§ **Excerpted text**:
---

If there's one thing I could change about my one-bedroom apartment, it wouldn't be the square footage or the carpet or the weird handle-less kitchen cabinets. It would be the lack of natural light, which sadly stymies my dream of covering every available surface with greenery and growing fresh herbs right in my kitchen.
But it turns out there is actually one thing I can grow successfully in my cave of a kitchen: mushrooms. Yep, mushrooms love the dark, and it turns out they're actually pretty easy to grow, even for inexperienced gardeners. Plus they're awesome to look at!
Indoor Organic Oyster Mushroom Farm from Amazon; $17.10 with free Prime Shipping
If you're new to growing mushrooms, order yourself a mushroom log or box kit. These make growing mushrooms fun and easy and don't require an advanced DIY project: Getting your hands on a hardwood log, drilling holes, and injecting said log with mushroom spores. (But, if you are interested in going the DIY route, check out these instructions).
You can find kits in various common mushroom varieties like shiitake and oyster. They cost about $15-$30 and are typically good for two to three harvests.
Ready to have some fun growing fungi? Here's what to expect once you receive your mushroom kit.
Shiitake Mushroom Log Kit or Oyster Mushroom Log Kit from Williams Sonoma; $29.95 plus shipping
Location and Temperature are Key
Dim rooms are a mushroom log's best friend. They also love damp and cool spots, so a basement is really ideal if you have one, though definitely not necessary. Find a corner of your kitchen counter that doesn't get much light, or even use the cabinet under the sink.
Your mushroom log won't produce if the temperature is too warm (higher than 55-60 degrees), so you may want to make mushroom growing a fall and winter project, particularly if you don't have AC in the summer.
Keep Them Moist
You'll want to follow the care instructions on your kit's package, but generally you'll need to soak or mist your mushroom log regularly in order to trigger growth and maintain the damp conditions that mushrooms require.
When Can I Eat Them?
The amount of time it takes before your mushrooms are ready to harvest varies depending on the type of mushroom you grow, and the date your log was inoculated with mushroom spores. In general this could be anywhere from two weeks to a few months.
Your mushrooms will be ready to eat about a week after you first notice tiny white dots appearing on the surface of your log or box. Mushrooms are ready to harvest with the cap has detached from the stem. Pinch or cut them off at the base rather than pulling them. Pulling can damage new mushrooms that are just beginning to form.

---

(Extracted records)
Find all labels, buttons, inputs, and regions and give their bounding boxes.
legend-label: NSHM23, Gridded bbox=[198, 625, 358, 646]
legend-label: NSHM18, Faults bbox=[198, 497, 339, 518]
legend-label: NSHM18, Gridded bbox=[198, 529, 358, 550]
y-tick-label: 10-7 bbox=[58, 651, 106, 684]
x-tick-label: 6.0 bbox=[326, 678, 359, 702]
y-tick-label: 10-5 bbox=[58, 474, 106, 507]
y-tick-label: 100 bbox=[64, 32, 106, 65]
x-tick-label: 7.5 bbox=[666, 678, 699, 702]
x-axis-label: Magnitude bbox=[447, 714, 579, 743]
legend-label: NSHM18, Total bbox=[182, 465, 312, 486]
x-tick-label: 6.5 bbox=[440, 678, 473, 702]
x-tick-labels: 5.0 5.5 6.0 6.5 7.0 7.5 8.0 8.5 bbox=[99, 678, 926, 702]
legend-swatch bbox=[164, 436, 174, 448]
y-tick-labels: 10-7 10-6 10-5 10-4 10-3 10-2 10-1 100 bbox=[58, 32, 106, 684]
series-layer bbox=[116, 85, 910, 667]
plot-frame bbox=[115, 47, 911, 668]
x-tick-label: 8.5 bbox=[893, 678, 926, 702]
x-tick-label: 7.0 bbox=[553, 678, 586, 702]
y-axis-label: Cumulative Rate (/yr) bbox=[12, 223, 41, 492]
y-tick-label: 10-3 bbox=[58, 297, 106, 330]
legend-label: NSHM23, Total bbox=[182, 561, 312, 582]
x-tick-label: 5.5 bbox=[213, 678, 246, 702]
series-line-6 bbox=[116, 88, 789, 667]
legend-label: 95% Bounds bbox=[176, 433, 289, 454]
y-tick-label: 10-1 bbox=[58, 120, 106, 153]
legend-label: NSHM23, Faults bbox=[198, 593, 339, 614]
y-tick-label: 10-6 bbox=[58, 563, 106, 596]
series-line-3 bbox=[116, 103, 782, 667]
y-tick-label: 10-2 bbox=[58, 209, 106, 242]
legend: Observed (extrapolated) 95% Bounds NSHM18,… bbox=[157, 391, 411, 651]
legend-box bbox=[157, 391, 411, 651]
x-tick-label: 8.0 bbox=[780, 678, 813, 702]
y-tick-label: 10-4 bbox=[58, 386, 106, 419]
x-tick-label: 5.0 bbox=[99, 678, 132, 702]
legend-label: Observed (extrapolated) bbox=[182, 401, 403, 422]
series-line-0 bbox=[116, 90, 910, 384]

---

§ **The problem**: Reproduce the passage of the mushroom-growing article from "Shiitake Mushroom Log" up to and including "I Eat Them?", word for word.

§ **Solution for this problem**:
Shiitake Mushroom Log Kit or Oyster Mushroom Log Kit from Williams Sonoma; $29.95 plus shipping
Location and Temperature are Key
Dim rooms are a mushroom log's best friend. They also love damp and cool spots, so a basement is really ideal if you have one, though definitely not necessary. Find a corner of your kitchen counter that doesn't get much light, or even use the cabinet under the sink.
Your mushroom log won't produce if the temperature is too warm (higher than 55-60 degrees), so you may want to make mushroom growing a fall and winter project, particularly if you don't have AC in the summer.
Keep Them Moist
You'll want to follow the care instructions on your kit's package, but generally you'll need to soak or mist your mushroom log regularly in order to trigger growth and maintain the damp conditions that mushrooms require.
When Can I Eat Them?